Records:
* start *
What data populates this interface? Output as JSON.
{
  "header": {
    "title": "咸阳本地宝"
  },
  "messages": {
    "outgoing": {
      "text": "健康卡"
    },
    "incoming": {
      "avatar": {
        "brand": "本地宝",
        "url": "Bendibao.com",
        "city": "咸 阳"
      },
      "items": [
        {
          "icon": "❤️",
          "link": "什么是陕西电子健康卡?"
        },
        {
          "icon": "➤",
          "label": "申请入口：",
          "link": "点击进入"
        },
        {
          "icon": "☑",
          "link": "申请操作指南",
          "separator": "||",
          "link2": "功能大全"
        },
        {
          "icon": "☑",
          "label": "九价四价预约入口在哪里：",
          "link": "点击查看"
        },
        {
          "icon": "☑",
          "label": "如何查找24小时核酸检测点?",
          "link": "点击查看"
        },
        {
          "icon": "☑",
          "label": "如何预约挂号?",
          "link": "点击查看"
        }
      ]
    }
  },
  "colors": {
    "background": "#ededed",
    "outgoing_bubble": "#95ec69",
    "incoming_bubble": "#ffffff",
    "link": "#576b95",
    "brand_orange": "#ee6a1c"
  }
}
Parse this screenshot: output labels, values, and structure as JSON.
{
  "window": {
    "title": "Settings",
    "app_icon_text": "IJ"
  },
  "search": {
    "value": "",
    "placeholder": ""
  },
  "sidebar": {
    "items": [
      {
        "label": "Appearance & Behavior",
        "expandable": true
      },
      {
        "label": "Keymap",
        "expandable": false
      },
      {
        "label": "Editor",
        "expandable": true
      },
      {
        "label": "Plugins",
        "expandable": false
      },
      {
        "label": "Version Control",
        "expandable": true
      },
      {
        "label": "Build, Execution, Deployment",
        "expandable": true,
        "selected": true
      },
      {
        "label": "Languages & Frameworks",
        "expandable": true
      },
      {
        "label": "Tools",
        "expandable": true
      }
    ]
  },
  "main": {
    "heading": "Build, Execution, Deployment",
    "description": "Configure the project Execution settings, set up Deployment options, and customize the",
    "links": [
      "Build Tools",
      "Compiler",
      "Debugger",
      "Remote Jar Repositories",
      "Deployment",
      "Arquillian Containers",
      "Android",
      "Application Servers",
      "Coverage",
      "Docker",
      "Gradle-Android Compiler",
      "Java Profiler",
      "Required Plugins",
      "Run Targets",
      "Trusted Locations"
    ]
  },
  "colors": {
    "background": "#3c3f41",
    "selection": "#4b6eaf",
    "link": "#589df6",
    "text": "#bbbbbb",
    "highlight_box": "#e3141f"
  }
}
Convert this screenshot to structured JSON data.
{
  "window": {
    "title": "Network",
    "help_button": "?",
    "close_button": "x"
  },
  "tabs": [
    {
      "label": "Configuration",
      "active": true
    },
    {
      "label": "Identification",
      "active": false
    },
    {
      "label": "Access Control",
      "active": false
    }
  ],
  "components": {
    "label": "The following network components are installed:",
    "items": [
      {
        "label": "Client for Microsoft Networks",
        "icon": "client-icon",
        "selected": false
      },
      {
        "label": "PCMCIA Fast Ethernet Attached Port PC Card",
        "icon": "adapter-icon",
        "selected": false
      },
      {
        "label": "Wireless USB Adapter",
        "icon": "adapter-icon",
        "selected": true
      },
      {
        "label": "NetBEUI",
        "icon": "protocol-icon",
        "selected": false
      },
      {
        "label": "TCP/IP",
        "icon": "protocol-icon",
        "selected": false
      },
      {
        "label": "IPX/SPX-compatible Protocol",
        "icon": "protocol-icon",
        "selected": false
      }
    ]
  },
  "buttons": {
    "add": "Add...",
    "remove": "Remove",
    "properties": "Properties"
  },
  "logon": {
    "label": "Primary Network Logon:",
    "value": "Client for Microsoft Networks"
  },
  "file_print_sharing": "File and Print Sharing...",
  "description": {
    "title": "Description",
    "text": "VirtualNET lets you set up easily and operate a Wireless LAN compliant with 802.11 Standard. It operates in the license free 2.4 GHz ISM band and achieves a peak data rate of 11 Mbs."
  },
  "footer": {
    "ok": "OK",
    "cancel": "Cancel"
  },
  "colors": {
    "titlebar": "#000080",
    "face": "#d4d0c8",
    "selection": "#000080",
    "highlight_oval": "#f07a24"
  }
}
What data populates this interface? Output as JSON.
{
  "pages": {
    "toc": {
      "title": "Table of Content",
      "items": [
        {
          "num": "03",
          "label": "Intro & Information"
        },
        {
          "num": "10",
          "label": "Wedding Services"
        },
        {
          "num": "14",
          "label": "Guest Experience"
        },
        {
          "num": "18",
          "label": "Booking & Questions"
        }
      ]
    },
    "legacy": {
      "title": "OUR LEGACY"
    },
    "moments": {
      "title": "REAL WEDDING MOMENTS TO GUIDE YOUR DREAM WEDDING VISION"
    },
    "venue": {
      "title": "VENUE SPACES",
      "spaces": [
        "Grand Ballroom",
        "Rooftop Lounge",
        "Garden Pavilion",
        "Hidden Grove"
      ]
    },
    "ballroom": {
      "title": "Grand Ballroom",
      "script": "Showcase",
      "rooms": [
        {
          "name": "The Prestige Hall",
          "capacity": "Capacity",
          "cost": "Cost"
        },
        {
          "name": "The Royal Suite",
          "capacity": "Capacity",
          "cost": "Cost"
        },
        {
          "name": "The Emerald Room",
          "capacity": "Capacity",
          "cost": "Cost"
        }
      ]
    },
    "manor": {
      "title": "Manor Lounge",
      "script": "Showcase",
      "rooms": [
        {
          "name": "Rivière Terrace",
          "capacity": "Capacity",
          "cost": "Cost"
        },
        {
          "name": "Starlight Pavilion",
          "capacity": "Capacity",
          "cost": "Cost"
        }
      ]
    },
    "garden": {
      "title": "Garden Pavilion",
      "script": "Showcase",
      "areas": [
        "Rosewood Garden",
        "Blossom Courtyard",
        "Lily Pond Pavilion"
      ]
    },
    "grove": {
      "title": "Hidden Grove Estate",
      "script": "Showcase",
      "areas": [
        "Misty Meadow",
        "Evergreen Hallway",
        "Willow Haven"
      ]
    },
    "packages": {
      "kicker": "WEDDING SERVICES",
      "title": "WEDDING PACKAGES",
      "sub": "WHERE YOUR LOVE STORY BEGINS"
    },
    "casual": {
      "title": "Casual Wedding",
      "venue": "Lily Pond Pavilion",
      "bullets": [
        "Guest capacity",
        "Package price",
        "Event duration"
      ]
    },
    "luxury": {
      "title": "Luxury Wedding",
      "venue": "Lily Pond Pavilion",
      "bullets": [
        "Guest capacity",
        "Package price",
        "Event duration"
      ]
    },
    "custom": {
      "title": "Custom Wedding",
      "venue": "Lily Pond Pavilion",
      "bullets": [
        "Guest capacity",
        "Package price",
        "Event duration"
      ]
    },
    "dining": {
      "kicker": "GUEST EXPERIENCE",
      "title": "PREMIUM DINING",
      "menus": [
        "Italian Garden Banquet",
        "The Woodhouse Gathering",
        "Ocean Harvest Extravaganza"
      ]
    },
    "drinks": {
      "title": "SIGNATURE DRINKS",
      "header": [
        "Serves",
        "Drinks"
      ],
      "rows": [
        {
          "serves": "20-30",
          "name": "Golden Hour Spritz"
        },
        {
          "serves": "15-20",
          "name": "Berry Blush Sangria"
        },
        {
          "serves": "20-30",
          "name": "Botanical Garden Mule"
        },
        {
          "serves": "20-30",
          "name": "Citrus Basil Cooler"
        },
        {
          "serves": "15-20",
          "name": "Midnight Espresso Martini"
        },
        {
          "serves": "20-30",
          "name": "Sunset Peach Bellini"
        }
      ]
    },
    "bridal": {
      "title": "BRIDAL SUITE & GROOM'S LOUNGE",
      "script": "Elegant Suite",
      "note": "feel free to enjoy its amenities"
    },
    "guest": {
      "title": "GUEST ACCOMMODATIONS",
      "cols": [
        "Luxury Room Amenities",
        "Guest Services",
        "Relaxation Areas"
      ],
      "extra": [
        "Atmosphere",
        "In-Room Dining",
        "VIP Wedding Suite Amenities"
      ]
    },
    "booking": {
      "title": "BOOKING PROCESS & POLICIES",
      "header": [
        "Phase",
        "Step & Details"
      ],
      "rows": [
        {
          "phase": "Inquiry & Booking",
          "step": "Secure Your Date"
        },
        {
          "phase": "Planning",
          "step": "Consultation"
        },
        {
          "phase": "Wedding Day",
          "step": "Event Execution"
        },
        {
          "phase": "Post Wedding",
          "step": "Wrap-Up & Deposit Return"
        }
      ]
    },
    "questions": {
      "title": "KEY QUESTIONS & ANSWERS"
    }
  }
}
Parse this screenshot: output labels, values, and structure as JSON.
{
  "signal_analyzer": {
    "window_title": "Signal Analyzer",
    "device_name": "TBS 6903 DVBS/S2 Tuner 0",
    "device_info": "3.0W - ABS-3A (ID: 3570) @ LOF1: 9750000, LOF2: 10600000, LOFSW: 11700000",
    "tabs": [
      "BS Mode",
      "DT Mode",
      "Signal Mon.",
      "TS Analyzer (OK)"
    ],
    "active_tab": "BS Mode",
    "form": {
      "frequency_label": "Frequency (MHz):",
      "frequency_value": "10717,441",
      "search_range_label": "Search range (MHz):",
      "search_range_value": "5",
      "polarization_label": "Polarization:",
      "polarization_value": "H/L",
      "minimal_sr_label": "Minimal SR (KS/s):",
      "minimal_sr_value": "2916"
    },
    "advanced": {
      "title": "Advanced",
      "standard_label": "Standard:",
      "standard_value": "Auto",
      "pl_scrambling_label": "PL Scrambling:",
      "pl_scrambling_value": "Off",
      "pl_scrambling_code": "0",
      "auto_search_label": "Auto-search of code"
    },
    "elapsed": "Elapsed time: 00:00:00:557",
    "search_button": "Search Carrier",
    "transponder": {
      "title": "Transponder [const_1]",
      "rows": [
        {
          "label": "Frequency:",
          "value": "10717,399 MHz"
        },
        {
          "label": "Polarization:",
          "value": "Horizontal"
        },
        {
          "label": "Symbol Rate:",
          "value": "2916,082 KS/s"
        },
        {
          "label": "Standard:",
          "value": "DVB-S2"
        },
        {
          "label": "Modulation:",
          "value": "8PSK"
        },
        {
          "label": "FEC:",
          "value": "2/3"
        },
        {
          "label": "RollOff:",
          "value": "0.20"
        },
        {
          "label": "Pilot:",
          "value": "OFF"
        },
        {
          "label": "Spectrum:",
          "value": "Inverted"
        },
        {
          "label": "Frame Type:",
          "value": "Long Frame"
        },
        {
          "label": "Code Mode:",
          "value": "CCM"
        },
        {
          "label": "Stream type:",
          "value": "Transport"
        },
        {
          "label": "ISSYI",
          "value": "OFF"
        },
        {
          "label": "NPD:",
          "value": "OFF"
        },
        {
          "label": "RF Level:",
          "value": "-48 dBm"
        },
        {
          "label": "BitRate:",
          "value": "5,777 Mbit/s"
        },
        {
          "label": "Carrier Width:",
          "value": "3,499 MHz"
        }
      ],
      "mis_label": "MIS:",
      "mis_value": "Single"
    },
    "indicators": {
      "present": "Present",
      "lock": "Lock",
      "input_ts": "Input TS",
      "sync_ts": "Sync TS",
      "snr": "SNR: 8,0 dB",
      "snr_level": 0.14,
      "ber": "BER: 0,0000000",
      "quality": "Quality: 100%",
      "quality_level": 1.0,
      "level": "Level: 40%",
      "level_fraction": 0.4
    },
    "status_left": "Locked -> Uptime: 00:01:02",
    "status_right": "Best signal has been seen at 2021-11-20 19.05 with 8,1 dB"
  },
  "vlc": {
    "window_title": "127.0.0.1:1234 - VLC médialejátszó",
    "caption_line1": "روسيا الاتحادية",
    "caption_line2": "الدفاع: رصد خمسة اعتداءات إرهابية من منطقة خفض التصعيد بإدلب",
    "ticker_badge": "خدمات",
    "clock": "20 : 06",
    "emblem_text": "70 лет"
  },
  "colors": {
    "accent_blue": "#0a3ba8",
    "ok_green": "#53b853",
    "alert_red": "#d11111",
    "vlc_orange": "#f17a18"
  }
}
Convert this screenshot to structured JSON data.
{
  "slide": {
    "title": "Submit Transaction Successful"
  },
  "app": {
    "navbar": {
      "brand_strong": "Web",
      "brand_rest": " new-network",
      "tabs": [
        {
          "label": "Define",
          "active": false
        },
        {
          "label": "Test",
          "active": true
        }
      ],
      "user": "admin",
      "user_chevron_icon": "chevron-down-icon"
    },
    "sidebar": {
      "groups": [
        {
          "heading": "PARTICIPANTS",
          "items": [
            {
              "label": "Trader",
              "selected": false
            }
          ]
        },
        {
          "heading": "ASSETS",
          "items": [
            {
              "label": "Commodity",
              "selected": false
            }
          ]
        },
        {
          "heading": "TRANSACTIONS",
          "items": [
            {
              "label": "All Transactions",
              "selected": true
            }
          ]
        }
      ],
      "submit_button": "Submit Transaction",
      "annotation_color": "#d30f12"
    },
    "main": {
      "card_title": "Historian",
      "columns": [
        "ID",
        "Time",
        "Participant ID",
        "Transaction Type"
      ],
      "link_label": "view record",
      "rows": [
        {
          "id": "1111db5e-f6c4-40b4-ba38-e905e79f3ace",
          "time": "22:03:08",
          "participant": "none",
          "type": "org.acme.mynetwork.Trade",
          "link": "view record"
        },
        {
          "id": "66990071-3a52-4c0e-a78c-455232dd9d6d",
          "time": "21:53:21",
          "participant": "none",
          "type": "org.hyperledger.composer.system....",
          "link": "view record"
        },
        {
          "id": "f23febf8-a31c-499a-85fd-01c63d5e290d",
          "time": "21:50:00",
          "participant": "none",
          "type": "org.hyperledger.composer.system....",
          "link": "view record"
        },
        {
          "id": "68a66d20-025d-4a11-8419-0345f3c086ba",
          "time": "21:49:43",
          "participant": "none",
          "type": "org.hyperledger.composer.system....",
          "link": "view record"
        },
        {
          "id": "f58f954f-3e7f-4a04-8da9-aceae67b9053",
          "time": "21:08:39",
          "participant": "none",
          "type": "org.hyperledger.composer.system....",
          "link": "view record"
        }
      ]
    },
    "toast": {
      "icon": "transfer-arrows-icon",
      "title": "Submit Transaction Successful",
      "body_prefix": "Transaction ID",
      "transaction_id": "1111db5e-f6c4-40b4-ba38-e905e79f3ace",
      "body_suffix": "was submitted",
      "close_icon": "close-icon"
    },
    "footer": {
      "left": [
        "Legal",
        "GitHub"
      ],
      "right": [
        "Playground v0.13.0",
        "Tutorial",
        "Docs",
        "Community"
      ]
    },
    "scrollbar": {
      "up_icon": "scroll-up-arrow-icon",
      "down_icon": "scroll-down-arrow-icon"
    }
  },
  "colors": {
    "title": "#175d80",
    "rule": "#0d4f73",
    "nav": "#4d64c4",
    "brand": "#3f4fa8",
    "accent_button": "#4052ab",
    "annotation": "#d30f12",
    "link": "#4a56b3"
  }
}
* end *
Problem description: Pull out each line holding the string "free".

Output of the task:
    "text": "VirtualNET lets you set up easily and operate a Wireless LAN compliant with 802.11 Standard. It operates in the license free 2.4 GHz ISM band and achieves a peak data rate of 11 Mbs."
      "note": "feel free to enjoy its amenities"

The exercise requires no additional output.